### Task objective
Output every record word for word.

+++ Data for the task

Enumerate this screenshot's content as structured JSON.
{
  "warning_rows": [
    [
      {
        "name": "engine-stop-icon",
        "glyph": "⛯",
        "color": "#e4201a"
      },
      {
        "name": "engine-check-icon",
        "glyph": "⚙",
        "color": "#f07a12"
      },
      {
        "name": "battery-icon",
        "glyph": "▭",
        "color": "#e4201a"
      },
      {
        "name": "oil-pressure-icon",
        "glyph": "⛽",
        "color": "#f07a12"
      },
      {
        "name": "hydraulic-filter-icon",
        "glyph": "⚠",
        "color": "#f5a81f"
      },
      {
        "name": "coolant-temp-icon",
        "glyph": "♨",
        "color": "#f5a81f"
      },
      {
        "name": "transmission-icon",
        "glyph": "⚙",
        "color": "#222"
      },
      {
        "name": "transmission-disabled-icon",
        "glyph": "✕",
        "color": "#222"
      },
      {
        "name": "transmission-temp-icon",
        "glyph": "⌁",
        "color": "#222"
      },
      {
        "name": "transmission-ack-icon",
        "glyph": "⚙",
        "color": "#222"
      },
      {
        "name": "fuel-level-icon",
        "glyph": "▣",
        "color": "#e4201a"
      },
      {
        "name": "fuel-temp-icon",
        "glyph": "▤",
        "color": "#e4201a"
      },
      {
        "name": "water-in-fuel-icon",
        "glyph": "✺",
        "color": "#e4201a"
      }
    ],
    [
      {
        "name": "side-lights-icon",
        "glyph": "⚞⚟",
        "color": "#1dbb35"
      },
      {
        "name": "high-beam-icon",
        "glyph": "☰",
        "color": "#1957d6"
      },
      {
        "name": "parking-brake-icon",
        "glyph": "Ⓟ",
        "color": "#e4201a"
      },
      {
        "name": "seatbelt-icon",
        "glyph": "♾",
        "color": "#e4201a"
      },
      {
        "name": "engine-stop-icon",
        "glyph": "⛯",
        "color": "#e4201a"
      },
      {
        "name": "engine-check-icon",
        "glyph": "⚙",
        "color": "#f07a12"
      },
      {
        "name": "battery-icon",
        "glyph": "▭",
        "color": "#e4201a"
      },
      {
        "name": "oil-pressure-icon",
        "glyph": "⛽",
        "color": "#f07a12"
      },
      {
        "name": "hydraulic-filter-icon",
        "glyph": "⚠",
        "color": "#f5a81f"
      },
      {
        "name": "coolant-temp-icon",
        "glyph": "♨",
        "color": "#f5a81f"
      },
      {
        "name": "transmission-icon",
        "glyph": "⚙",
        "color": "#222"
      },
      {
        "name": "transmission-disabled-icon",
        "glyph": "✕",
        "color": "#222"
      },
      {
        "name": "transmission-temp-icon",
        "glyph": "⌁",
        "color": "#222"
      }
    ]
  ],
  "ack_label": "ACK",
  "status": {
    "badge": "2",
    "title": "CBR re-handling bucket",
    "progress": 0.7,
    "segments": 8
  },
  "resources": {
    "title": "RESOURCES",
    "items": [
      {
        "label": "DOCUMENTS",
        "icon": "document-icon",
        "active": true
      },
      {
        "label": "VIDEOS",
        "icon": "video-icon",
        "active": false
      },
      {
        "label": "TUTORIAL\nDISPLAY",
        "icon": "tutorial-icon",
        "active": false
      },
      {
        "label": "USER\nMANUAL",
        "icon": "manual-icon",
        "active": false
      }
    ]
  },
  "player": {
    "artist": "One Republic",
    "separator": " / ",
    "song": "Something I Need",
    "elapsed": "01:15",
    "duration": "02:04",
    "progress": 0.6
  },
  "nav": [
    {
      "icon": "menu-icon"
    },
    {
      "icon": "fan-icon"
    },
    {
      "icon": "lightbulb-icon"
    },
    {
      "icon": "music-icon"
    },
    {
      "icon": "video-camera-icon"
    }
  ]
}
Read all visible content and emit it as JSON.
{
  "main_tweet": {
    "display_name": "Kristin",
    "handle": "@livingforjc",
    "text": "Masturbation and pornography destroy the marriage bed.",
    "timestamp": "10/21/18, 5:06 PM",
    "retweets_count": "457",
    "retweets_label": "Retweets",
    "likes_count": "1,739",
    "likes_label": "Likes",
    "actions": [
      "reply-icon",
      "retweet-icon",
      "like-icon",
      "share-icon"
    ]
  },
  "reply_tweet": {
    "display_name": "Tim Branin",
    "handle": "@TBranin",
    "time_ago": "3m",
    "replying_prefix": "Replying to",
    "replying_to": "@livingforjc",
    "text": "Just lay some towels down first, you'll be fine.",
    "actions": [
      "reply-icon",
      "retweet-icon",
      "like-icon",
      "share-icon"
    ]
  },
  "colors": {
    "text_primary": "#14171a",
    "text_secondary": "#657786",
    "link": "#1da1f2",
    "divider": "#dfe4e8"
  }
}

++++++

### The reply
Enumerate this screenshot's content as structured JSON.
{
  "warning_rows": [
    [
      {
        "name": "engine-stop-icon",
        "glyph": "⛯",
        "color": "#e4201a"
      },
      {
        "name": "engine-check-icon",
        "glyph": "⚙",
        "color": "#f07a12"
      },
      {
        "name": "battery-icon",
        "glyph": "▭",
        "color": "#e4201a"
      },
      {
        "name": "oil-pressure-icon",
        "glyph": "⛽",
        "color": "#f07a12"
      },
      {
        "name": "hydraulic-filter-icon",
        "glyph": "⚠",
        "color": "#f5a81f"
      },
      {
        "name": "coolant-temp-icon",
        "glyph": "♨",
        "color": "#f5a81f"
      },
      {
        "name": "transmission-icon",
        "glyph": "⚙",
        "color": "#222"
      },
      {
        "name": "transmission-disabled-icon",
        "glyph": "✕",
        "color": "#222"
      },
      {
        "name": "transmission-temp-icon",
        "glyph": "⌁",
        "color": "#222"
      },
      {
        "name": "transmission-ack-icon",
        "glyph": "⚙",
        "color": "#222"
      },
      {
        "name": "fuel-level-icon",
        "glyph": "▣",
        "color": "#e4201a"
      },
      {
        "name": "fuel-temp-icon",
        "glyph": "▤",
        "color": "#e4201a"
      },
      {
        "name": "water-in-fuel-icon",
        "glyph": "✺",
        "color": "#e4201a"
      }
    ],
    [
      {
        "name": "side-lights-icon",
        "glyph": "⚞⚟",
        "color": "#1dbb35"
      },
      {
        "name": "high-beam-icon",
        "glyph": "☰",
        "color": "#1957d6"
      },
      {
        "name": "parking-brake-icon",
        "glyph": "Ⓟ",
        "color": "#e4201a"
      },
      {
        "name": "seatbelt-icon",
        "glyph": "♾",
        "color": "#e4201a"
      },
      {
        "name": "engine-stop-icon",
        "glyph": "⛯",
        "color": "#e4201a"
      },
      {
        "name": "engine-check-icon",
        "glyph": "⚙",
        "color": "#f07a12"
      },
      {
        "name": "battery-icon",
        "glyph": "▭",
        "color": "#e4201a"
      },
      {
        "name": "oil-pressure-icon",
        "glyph": "⛽",
        "color": "#f07a12"
      },
      {
        "name": "hydraulic-filter-icon",
        "glyph": "⚠",
        "color": "#f5a81f"
      },
      {
        "name": "coolant-temp-icon",
        "glyph": "♨",
        "color": "#f5a81f"
      },
      {
        "name": "transmission-icon",
        "glyph": "⚙",
        "color": "#222"
      },
      {
        "name": "transmission-disabled-icon",
        "glyph": "✕",
        "color": "#222"
      },
      {
        "name": "transmission-temp-icon",
        "glyph": "⌁",
        "color": "#222"
      }
    ]
  ],
  "ack_label": "ACK",
  "status": {
    "badge": "2",
    "title": "CBR re-handling bucket",
    "progress": 0.7,
    "segments": 8
  },
  "resources": {
    "title": "RESOURCES",
    "items": [
      {
        "label": "DOCUMENTS",
        "icon": "document-icon",
        "active": true
      },
      {
        "label": "VIDEOS",
        "icon": "video-icon",
        "active": false
      },
      {
        "label": "TUTORIAL\nDISPLAY",
        "icon": "tutorial-icon",
        "active": false
      },
      {
        "label": "USER\nMANUAL",
        "icon": "manual-icon",
        "active": false
      }
    ]
  },
  "player": {
    "artist": "One Republic",
    "separator": " / ",
    "song": "Something I Need",
    "elapsed": "01:15",
    "duration": "02:04",
    "progress": 0.6
  },
  "nav": [
    {
      "icon": "menu-icon"
    },
    {
      "icon": "fan-icon"
    },
    {
      "icon": "lightbulb-icon"
    },
    {
      "icon": "music-icon"
    },
    {
      "icon": "video-camera-icon"
    }
  ]
}
Read all visible content and emit it as JSON.
{
  "main_tweet": {
    "display_name": "Kristin",
    "handle": "@livingforjc",
    "text": "Masturbation and pornography destroy the marriage bed.",
    "timestamp": "10/21/18, 5:06 PM",
    "retweets_count": "457",
    "retweets_label": "Retweets",
    "likes_count": "1,739",
    "likes_label": "Likes",
    "actions": [
      "reply-icon",
      "retweet-icon",
      "like-icon",
      "share-icon"
    ]
  },
  "reply_tweet": {
    "display_name": "Tim Branin",
    "handle": "@TBranin",
    "time_ago": "3m",
    "replying_prefix": "Replying to",
    "replying_to": "@livingforjc",
    "text": "Just lay some towels down first, you'll be fine.",
    "actions": [
      "reply-icon",
      "retweet-icon",
      "like-icon",
      "share-icon"
    ]
  },
  "colors": {
    "text_primary": "#14171a",
    "text_secondary": "#657786",
    "link": "#1da1f2",
    "divider": "#dfe4e8"
  }
}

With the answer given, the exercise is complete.